**Stated goal**
Copy out each line containing "arrow" from the entries below.

Dataset items:
- - - -
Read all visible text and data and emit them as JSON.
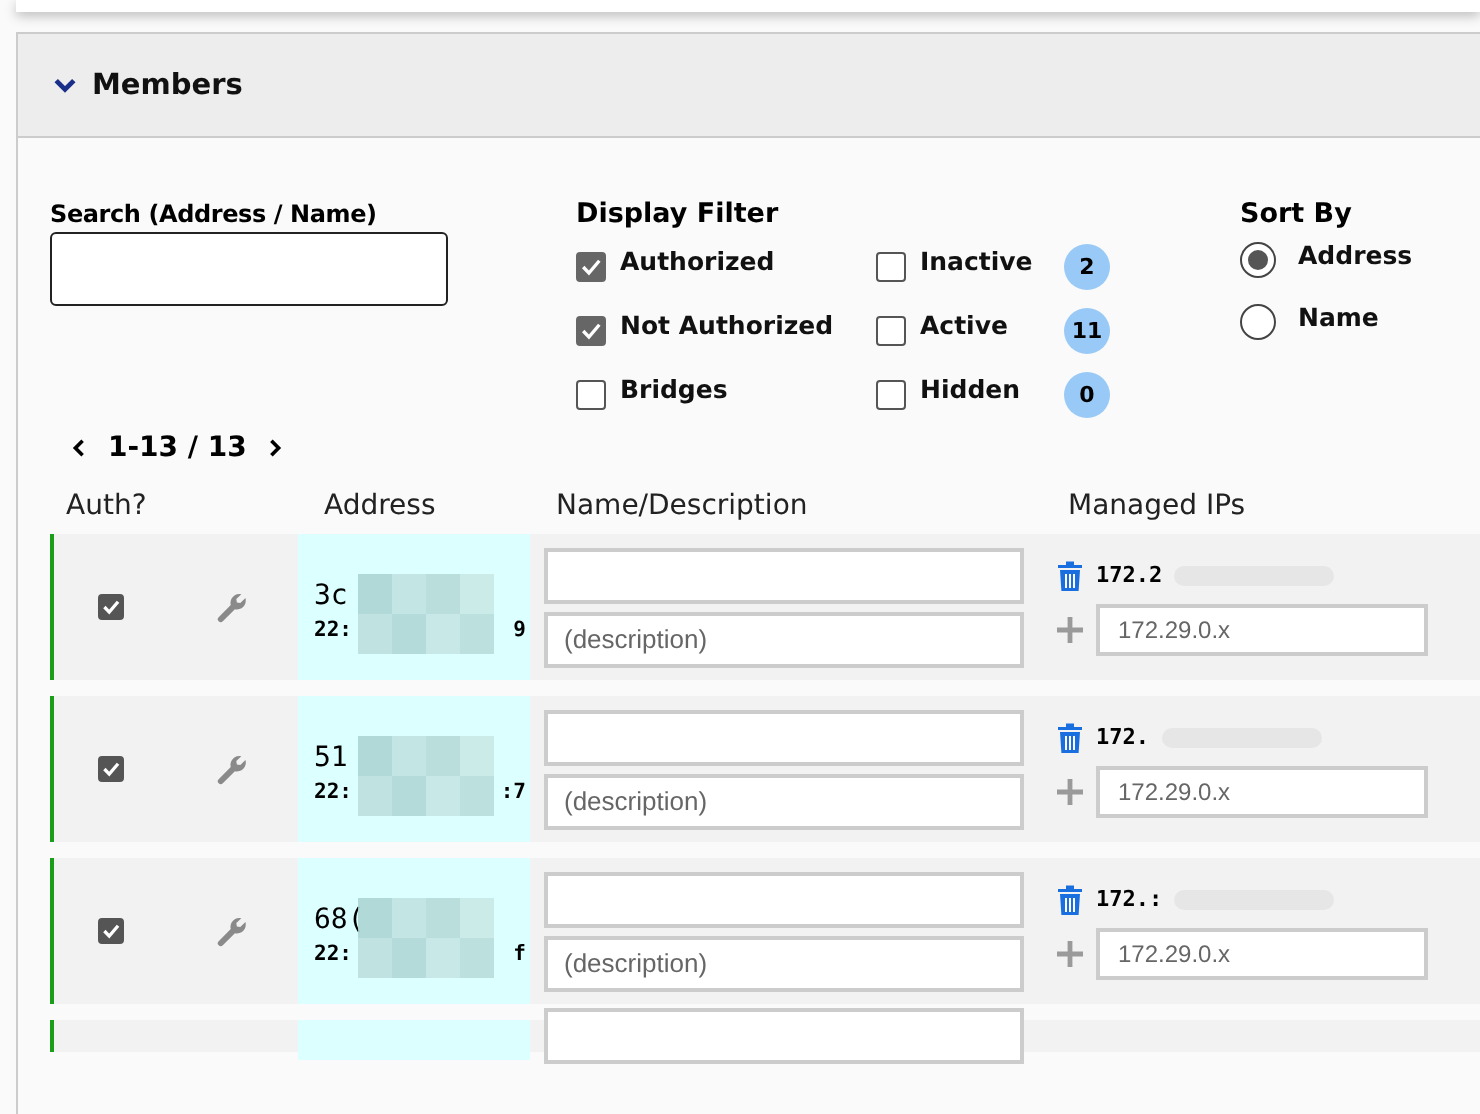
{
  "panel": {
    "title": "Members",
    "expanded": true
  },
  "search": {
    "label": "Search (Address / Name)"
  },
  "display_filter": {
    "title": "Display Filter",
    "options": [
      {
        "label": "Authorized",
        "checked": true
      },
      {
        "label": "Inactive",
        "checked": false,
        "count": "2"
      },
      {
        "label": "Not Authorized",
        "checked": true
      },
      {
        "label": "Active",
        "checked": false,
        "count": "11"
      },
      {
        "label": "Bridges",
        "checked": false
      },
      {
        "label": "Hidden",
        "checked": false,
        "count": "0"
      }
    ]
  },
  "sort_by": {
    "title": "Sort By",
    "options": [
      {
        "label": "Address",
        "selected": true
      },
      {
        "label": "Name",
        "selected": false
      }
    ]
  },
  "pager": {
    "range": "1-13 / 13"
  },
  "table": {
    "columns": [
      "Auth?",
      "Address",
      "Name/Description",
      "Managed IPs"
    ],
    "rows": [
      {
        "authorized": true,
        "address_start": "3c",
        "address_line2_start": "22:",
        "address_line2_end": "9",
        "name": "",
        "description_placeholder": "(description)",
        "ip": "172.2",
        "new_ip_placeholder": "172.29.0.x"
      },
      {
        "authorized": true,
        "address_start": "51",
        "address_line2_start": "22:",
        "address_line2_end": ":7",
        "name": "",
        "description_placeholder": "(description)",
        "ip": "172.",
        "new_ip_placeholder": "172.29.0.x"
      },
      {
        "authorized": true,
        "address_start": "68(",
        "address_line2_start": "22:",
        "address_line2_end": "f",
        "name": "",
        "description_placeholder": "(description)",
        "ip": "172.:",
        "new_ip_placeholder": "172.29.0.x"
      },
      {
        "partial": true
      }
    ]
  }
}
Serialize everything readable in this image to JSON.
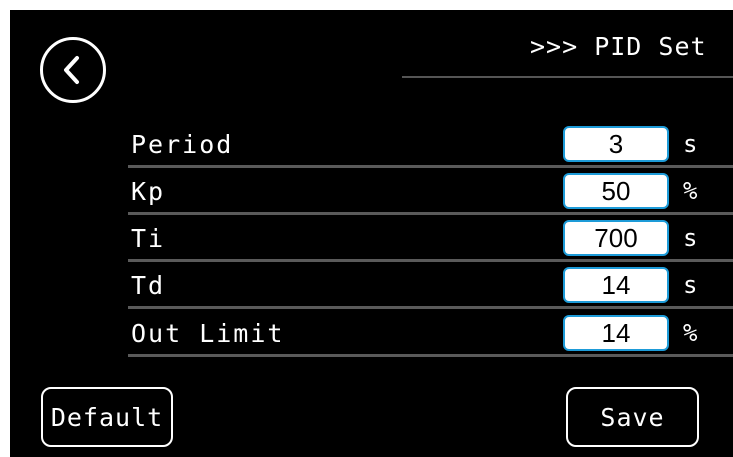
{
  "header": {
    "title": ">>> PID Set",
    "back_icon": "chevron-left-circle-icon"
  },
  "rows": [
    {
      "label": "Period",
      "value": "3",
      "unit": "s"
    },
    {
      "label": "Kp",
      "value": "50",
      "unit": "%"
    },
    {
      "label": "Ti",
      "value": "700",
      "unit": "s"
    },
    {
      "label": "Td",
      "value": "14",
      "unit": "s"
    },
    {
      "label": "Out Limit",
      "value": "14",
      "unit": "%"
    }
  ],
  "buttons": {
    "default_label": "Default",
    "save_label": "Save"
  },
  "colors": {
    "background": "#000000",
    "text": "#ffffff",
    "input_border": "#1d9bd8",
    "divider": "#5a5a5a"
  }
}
- - - -
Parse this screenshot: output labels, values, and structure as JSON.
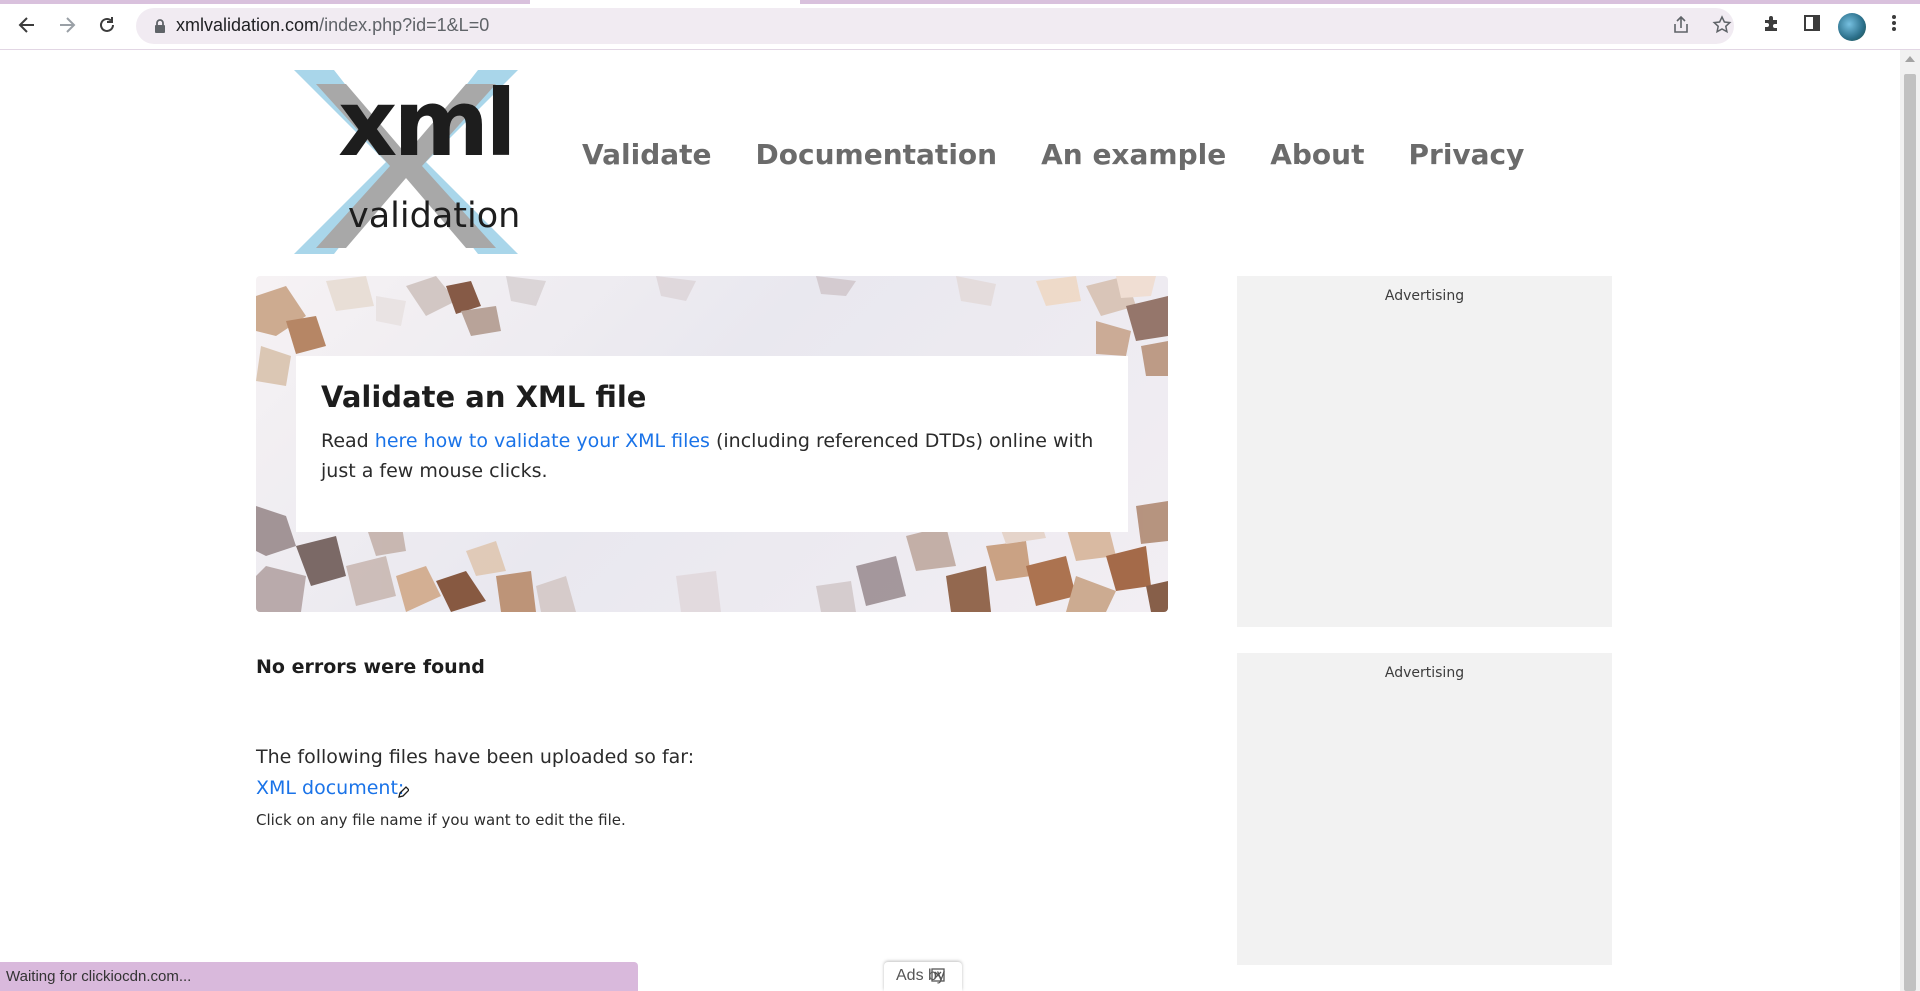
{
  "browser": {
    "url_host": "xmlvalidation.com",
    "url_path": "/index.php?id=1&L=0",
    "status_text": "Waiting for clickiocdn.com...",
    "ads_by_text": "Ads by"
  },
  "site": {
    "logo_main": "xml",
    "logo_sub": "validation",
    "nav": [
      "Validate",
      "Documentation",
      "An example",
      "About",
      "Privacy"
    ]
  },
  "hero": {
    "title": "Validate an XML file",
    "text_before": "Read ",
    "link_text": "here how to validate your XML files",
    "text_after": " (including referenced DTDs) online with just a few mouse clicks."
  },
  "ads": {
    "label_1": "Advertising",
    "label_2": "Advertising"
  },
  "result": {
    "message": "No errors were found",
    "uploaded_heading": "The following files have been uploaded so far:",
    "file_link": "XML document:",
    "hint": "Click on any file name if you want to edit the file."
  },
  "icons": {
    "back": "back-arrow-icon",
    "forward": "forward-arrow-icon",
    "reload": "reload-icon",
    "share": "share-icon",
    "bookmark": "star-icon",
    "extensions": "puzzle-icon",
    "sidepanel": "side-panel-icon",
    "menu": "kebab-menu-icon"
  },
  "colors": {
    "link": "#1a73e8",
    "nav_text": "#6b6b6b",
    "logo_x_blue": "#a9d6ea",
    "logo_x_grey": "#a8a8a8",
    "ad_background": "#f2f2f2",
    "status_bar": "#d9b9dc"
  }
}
- - - -
**Exercise response**
    "back": "back-arrow-icon",
    "forward": "forward-arrow-icon",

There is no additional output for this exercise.